* **Page extract**

______

--- Begin Message ---

> On 26 Apr 2018, at 08:26, Jonathan Morton <[email protected]> wrote:
> 
>> Genuine question:  I have a superpacket circa 64K, this is a lump of data in 
>> a tcp flow.  I have another small VOIP packet, it’s latency sensitive.  If I 
>> split the super packet into individual 1.5K packets as they would be on the 
>> wire, I can insert my VOIP packet at suitable place in time such that jitter 
>> targets are not exceeded.  If I don’t split the super packet, surely I have 
>> to wait till the end of the superpacket’s queue (for want of a better word) 
>> and possibly exceed my latency target.  That looks to me like ‘GSO/TSO’ is 
>> potentially bad for interflow latencies.
> 
>> What don’t I understand here?
> 
> You have it exactly right.  For some reason, Eric is failing to consider the 
> general case of flow-isolating queues at low link rates, and only considering 
> high-rate FIFOs.

______

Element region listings
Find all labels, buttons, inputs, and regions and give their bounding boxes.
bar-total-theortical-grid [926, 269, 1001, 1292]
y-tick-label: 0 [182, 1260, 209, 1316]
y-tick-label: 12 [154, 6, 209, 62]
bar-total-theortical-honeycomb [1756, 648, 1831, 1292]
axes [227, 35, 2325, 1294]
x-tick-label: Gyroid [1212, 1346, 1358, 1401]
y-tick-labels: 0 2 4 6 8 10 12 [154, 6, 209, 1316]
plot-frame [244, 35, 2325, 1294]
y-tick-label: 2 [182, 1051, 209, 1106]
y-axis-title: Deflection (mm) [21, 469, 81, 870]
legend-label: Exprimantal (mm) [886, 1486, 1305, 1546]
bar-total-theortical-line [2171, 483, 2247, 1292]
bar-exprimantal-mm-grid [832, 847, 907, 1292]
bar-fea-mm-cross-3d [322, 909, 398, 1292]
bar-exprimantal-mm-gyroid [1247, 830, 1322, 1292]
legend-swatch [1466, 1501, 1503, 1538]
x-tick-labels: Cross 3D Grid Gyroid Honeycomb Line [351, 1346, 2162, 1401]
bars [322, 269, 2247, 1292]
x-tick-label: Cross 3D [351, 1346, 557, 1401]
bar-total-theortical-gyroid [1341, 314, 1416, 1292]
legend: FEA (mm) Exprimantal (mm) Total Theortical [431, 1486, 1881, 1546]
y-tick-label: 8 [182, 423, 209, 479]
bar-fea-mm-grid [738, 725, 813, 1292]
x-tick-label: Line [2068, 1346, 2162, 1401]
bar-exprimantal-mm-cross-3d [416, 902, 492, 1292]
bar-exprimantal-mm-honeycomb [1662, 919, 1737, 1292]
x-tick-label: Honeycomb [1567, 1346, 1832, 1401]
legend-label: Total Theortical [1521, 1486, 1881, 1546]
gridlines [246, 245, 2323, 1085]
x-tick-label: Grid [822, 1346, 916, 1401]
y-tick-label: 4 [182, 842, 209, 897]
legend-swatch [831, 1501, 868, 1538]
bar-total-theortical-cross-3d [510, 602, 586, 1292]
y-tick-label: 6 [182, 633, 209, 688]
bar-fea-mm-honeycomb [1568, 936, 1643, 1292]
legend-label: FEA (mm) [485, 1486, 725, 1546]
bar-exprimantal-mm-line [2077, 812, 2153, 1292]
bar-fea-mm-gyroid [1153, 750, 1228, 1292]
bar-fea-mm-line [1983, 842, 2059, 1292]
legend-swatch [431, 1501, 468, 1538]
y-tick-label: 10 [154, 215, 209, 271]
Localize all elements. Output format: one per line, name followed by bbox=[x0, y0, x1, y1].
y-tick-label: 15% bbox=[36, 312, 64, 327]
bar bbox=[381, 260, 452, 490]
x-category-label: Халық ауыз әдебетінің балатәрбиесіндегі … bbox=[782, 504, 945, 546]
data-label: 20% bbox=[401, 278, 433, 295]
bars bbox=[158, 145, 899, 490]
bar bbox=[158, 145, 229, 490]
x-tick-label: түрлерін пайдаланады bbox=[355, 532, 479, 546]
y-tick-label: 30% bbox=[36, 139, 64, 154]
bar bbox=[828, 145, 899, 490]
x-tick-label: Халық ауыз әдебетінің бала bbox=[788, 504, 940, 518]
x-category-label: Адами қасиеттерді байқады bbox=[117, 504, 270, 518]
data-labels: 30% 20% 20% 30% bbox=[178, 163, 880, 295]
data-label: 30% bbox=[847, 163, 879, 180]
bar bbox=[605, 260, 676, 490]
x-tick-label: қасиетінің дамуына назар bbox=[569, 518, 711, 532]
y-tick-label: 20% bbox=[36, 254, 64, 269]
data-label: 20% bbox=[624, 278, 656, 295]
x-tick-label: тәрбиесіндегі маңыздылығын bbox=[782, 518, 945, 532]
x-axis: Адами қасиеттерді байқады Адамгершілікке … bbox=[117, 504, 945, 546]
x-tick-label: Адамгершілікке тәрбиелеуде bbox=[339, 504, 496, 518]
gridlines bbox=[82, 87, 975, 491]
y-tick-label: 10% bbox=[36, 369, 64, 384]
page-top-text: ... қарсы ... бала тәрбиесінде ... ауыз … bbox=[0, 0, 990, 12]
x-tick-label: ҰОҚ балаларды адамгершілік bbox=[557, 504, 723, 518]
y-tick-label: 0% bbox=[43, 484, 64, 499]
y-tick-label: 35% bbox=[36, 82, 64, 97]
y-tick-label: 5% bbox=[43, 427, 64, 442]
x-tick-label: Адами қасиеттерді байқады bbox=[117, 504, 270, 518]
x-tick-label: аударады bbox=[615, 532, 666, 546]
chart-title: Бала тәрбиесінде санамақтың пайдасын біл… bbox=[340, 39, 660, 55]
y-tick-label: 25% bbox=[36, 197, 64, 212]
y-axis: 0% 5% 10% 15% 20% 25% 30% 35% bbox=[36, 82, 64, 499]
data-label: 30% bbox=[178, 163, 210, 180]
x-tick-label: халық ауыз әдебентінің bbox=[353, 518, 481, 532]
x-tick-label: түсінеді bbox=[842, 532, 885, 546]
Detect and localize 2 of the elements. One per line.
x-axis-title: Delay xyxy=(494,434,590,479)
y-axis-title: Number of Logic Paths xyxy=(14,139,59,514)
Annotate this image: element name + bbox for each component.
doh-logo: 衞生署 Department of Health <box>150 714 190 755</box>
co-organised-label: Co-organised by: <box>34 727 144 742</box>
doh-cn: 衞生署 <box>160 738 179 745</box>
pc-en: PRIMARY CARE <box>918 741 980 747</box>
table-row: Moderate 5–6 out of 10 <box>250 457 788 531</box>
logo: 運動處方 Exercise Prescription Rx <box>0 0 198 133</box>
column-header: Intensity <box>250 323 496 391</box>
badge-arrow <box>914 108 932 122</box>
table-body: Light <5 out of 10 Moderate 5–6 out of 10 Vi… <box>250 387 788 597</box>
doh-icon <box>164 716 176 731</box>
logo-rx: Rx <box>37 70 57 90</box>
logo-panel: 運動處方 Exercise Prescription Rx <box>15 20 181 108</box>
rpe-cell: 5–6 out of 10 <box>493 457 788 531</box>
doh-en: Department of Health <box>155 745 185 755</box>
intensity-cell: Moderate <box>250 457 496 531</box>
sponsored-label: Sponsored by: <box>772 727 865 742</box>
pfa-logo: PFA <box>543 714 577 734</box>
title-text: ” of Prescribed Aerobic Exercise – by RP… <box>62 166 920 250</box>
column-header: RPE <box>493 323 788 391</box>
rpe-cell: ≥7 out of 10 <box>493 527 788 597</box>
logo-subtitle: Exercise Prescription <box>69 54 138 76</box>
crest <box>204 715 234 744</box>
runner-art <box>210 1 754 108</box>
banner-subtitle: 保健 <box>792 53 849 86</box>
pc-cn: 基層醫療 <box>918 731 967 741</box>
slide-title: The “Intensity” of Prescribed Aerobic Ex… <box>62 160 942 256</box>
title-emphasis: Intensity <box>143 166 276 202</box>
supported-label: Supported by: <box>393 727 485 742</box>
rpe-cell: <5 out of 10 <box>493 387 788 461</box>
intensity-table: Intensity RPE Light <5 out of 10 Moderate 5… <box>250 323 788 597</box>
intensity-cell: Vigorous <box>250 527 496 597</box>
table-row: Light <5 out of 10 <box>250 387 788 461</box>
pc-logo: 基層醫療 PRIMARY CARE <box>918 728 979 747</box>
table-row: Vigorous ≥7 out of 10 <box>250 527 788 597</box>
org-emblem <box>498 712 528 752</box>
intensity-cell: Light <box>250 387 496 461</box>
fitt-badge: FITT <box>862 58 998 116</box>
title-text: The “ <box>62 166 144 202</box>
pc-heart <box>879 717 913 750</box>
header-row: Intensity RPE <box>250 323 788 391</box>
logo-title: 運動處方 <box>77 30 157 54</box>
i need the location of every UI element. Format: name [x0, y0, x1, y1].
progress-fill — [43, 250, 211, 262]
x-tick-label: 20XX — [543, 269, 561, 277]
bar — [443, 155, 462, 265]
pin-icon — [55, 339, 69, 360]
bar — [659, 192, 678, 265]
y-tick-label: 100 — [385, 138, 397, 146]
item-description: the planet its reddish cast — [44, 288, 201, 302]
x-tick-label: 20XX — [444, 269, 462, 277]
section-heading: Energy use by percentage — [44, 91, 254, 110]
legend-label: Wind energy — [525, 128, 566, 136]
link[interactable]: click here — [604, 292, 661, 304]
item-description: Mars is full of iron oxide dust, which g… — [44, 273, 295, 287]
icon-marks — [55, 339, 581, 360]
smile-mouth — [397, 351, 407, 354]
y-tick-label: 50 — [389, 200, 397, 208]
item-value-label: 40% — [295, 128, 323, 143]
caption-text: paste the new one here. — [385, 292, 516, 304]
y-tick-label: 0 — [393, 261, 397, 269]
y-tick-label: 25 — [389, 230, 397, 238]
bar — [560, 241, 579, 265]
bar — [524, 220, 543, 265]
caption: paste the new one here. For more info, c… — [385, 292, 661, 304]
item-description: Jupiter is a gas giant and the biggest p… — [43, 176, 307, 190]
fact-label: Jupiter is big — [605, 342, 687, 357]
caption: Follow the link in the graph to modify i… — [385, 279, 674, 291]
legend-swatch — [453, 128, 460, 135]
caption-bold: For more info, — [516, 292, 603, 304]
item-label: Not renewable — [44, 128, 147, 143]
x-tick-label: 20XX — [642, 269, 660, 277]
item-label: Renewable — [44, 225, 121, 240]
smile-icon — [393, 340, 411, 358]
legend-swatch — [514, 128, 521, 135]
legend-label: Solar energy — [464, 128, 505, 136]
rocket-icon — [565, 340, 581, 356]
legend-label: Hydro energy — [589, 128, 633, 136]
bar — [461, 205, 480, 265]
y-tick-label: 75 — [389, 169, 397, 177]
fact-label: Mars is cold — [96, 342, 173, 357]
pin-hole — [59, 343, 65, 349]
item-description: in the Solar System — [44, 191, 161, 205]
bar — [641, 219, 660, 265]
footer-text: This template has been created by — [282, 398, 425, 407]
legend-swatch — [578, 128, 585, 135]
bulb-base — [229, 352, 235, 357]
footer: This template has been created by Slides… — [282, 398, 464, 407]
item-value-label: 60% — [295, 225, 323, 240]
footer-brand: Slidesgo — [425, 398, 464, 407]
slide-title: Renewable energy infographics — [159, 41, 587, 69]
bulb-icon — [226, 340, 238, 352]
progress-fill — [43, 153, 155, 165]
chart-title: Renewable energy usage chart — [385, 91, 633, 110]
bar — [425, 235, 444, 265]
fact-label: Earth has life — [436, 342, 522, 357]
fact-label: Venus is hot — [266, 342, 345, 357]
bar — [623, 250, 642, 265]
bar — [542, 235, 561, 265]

______

* **Objective**
Reproduce word for word the entire mailing-list message on superpackets and VOIP latency shown above.

* **Correct response**
--- Begin Message ---

> On 26 Apr 2018, at 08:26, Jonathan Morton <[email protected]> wrote:
> 
>> Genuine question:  I have a superpacket circa 64K, this is a lump of data in 
>> a tcp flow.  I have another small VOIP packet, it’s latency sensitive.  If I 
>> split the super packet into individual 1.5K packets as they would be on the 
>> wire, I can insert my VOIP packet at suitable place in time such that jitter 
>> targets are not exceeded.  If I don’t split the super packet, surely I have 
>> to wait till the end of the superpacket’s queue (for want of a better word) 
>> and possibly exceed my latency target.  That looks to me like ‘GSO/TSO’ is 
>> potentially bad for interflow latencies.
> 
>> What don’t I understand here?
> 
> You have it exactly right.  For some reason, Eric is failing to consider the 
> general case of flow-isolating queues at low link rates, and only considering 
> high-rate FIFOs.